(DATASET RECORDS)
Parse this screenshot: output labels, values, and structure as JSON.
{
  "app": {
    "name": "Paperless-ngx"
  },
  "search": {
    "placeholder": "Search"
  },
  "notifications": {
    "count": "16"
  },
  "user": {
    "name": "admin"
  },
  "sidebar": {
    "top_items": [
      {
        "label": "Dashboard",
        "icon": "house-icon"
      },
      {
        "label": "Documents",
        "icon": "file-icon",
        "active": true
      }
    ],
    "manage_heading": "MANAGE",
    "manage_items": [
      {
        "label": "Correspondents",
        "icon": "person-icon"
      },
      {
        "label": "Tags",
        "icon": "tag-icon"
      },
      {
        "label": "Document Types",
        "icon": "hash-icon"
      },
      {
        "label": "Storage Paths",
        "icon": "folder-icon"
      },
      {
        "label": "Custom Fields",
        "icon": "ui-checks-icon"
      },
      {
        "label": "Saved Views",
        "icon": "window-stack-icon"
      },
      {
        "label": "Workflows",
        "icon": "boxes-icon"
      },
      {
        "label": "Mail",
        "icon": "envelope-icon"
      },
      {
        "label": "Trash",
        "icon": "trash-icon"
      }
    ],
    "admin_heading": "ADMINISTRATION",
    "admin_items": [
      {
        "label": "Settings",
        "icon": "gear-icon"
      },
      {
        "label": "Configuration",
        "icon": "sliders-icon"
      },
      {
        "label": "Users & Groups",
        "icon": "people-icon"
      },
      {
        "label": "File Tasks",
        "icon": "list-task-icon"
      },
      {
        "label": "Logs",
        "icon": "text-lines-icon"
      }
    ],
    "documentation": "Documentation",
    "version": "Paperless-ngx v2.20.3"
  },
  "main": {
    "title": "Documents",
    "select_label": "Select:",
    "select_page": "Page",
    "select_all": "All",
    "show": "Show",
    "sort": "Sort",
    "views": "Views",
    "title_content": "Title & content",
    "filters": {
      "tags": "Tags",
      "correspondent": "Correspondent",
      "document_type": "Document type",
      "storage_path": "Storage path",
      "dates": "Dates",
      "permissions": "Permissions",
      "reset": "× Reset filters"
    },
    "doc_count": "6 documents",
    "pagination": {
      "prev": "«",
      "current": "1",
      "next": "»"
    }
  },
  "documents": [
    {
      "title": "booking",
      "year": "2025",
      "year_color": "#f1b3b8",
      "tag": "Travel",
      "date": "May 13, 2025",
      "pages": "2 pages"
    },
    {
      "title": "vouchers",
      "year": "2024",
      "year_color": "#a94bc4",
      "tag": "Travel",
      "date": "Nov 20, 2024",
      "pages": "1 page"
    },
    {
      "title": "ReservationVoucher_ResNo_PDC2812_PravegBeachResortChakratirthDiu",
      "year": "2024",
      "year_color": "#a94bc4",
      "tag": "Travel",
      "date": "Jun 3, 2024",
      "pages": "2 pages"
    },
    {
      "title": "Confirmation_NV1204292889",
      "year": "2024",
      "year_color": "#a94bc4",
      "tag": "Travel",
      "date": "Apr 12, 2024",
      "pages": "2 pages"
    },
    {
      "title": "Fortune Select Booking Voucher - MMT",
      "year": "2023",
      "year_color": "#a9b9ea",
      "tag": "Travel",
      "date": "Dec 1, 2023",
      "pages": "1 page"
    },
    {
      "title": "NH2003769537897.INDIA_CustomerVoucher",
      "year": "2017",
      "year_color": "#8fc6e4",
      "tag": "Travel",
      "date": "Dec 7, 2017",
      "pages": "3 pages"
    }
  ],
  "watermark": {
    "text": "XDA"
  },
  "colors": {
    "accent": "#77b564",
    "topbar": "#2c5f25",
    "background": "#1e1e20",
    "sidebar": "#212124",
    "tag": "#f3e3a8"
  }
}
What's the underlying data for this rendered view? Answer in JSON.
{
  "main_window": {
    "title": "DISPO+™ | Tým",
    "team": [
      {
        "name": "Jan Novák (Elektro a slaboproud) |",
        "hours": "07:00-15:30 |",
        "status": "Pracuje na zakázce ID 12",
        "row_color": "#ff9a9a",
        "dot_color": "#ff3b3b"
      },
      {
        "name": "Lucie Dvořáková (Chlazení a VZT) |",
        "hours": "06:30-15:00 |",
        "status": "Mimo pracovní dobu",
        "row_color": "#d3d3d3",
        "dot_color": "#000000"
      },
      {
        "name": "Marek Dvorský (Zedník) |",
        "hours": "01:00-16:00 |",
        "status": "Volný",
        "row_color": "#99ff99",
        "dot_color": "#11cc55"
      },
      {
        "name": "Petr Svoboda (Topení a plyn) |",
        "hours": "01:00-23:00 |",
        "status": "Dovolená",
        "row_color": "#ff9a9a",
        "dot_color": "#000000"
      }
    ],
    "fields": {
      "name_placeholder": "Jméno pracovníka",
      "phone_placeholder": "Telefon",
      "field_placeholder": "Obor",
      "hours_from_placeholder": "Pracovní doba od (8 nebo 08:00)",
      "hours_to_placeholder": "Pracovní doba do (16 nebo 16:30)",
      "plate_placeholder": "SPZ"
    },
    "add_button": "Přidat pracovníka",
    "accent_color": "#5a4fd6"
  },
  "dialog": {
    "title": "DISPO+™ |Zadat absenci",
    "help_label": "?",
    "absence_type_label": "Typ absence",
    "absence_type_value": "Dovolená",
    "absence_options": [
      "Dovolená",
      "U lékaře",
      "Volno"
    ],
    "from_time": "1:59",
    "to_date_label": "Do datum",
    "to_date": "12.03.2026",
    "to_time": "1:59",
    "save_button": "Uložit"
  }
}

...

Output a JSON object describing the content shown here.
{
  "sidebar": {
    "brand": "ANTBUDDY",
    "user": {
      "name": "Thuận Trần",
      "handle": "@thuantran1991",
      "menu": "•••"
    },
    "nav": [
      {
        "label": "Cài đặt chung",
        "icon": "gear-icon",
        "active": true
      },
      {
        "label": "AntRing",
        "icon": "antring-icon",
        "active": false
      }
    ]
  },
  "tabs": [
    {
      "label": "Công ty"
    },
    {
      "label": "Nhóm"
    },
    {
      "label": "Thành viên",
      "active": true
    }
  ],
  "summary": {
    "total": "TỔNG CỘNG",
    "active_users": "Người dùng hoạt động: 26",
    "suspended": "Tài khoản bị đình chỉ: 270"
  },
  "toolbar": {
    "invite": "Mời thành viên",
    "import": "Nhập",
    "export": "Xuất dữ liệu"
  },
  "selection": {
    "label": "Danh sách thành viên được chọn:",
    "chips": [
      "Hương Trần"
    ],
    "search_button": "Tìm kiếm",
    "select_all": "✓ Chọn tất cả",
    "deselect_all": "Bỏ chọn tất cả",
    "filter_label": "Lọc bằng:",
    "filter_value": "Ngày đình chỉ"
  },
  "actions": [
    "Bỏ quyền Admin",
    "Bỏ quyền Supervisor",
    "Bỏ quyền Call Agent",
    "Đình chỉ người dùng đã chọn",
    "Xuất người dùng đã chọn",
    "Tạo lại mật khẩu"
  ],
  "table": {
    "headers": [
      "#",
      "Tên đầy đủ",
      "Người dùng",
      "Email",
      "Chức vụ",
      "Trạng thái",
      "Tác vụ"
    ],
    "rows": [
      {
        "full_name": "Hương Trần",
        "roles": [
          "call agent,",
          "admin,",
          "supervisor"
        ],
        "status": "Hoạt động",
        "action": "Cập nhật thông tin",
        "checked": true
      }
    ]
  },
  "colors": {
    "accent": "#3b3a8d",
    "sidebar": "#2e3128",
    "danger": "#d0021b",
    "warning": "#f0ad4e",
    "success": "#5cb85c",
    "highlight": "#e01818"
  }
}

(TASK PROMPT) Gather every line from the listing above in which the word "pracovníka" appears.

(TASK RESULT)
      "name_placeholder": "Jméno pracovníka",
    "add_button": "Přidat pracovníka",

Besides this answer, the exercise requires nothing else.